▶ SOURCE PASSAGE:
★ ★ ★

Such donation is often referred to as donation after cardiac
death, and such donors are variously referred to as donors
without a heartbeat or non-heart-beating donors, These policies
and procedures will need to be developed in collaboration
with the OPTN, the transplant centers and AOPO.
Recommendation 15: That the following measure be
added to the CMS conditions of participation: Hospitals shall
notify organ procurement organizations prior to the withdrawal
of life support to a patient, so as to determine that patient's
potential for organ donation. If it is determined that the
patient is a potential donor, the OPO shall reimburse the
hospital for appropriate costs related to maintaining that
patient as a potential donor.
Recommendation 16: That the regulatory framework
provided by CMS for transplant center and Organ Procurement
Organization certification should be based on principles of
continuous quality improvement. Subsequent failure to meet
performance standards established under such principles should
trigger quality improvement processes under the supervision
of HRSA.
The relevant committee of the OPTN is encouraged to develop
baseline measures/principles to guide the process of continuous
quality improvement, a part of which process is the development
of baseline measures. The quality improvement process envisioned
by ACOT might resemble one that is presently utilized in some
hospitals/facilities, and known as FOCUS-PDCA
(Appendix 4).

★ ★ ★

▶ PROBLEM:
Continue the passage on organ donation and transplant policy recommendations, starting right after its last sentence.

▶ RECORDS PROVIDED:
★ ★ ★

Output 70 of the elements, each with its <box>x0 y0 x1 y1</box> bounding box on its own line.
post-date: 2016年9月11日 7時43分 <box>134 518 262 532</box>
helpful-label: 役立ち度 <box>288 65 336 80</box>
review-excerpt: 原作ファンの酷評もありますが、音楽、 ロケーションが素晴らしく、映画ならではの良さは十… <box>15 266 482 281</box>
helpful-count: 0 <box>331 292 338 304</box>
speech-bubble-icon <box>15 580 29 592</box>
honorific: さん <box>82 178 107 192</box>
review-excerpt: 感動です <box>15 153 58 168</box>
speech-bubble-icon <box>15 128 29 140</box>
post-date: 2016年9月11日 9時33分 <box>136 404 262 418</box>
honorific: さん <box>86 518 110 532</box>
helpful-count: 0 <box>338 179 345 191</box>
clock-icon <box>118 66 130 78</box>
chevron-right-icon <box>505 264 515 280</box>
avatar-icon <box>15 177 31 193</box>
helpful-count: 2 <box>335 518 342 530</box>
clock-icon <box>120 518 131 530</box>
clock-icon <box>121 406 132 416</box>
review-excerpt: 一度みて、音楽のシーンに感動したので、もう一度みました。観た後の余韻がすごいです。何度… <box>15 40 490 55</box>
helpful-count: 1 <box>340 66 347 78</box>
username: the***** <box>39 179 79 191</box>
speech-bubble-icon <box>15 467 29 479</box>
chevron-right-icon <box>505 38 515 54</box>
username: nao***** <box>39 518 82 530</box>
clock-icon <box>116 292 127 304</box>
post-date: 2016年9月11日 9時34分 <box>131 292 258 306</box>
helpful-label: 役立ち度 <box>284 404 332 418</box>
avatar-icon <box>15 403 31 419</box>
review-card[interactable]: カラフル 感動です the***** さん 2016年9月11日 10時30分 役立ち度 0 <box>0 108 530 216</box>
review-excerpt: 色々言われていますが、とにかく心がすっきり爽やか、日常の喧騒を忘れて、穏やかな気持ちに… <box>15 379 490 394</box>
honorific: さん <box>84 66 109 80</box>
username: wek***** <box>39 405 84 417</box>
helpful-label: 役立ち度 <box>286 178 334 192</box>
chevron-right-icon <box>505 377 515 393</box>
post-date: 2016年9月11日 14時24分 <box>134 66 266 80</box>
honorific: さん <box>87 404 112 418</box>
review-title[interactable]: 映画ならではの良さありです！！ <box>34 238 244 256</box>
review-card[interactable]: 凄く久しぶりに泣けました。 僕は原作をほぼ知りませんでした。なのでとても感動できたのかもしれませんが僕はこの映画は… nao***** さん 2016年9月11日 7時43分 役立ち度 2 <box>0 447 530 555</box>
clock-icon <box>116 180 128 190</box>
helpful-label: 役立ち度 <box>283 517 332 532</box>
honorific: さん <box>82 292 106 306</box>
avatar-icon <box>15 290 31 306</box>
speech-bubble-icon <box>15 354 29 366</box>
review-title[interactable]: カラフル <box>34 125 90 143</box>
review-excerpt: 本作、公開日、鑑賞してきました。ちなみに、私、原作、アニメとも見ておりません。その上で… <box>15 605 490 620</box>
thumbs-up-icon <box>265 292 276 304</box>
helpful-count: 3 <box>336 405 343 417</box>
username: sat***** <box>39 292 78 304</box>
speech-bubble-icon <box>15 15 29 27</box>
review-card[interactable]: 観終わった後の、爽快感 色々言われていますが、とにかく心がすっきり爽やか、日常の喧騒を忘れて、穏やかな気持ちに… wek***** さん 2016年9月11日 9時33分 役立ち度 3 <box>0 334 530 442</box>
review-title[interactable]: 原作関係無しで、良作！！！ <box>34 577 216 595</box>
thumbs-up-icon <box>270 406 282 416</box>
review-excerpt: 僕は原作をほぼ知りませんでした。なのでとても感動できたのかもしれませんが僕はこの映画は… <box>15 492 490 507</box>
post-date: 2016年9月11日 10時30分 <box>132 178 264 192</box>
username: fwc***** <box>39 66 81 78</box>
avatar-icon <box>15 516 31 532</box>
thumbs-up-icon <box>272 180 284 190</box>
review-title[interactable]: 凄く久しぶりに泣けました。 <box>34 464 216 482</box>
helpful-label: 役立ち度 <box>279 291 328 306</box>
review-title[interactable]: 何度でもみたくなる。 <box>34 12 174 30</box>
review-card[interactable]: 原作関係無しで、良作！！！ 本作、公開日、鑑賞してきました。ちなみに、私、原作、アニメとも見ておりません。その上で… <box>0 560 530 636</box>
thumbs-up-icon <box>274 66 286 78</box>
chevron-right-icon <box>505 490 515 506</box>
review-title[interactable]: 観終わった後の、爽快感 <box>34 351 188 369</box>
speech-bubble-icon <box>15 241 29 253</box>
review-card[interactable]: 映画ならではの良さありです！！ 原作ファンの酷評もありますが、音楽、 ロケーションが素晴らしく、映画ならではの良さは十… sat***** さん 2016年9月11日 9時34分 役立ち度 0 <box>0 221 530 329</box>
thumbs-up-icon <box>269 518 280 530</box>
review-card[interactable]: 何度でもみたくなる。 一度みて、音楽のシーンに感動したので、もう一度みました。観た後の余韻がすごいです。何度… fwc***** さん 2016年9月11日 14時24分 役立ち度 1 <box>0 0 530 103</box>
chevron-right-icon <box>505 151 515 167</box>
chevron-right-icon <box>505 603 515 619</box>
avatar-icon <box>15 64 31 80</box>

★ ★ ★

▶ RESPONSE AREA:
Recommendation 17: That all hospitals, particularly
those with more than one hundred beds, be strongly encouraged
by CMS and AHRQ to implement policies such that the failure
to identify a potential organ donor and/or refer such a potential
donor to the organ procurement organization in a timely manner
be considered a serious medical error. Such events should
be investigated and reviewed by hospitals in a manner similar
to that for other major adverse healthcare events.
This measure could be added to the sort of physician profile
which most facilities currently employ. (See example
physician profile (Appendix 5, Adobe Acrobat — get
the free
Reader). ACOT expects that this Recommendation will have
its greatest impact at those hospitals with trauma centers,
as well as those with residency programs and/or academic affiliations.
Recommendation 18: That the Joint Commission on Accreditation
of Healthcare Organizations (JCAHO) strengthen its accreditation
provisions regarding organ donation, including consideration
of treating as a sentinel event the failure of hospitals to
identify a potential donor and/or refer a donor to the relevant
Organ Procurement Organization in a timely manner. Similar
review should be considered by the National Committee on Quality
Assurance (NCQA).
JCAHO presently defines and identifies a sentinel event as:
An unexpected occurrence involving death or serious physical
or psychological injury, or the risk thereof. Serious injury
specifically includes loss of limb or function. The phrase,
"or the risk thereof" includes any process variation for which
a recurrence would carry a significant chance of a serious
adverse outcome. Such events are called "sentinel" because
they signal the need for immediate investigation and response.
Failing to identify or refer a potential donor in a timely
manner carries the serious risk of that donor's organs not
being made available to a potential recipient. Given the shortage
of organs and the fact of so many potential recipients dying
while awaiting the possibility of transplantation, such a
failure would appear to fall within the JCAHO definition of
a sentinel event.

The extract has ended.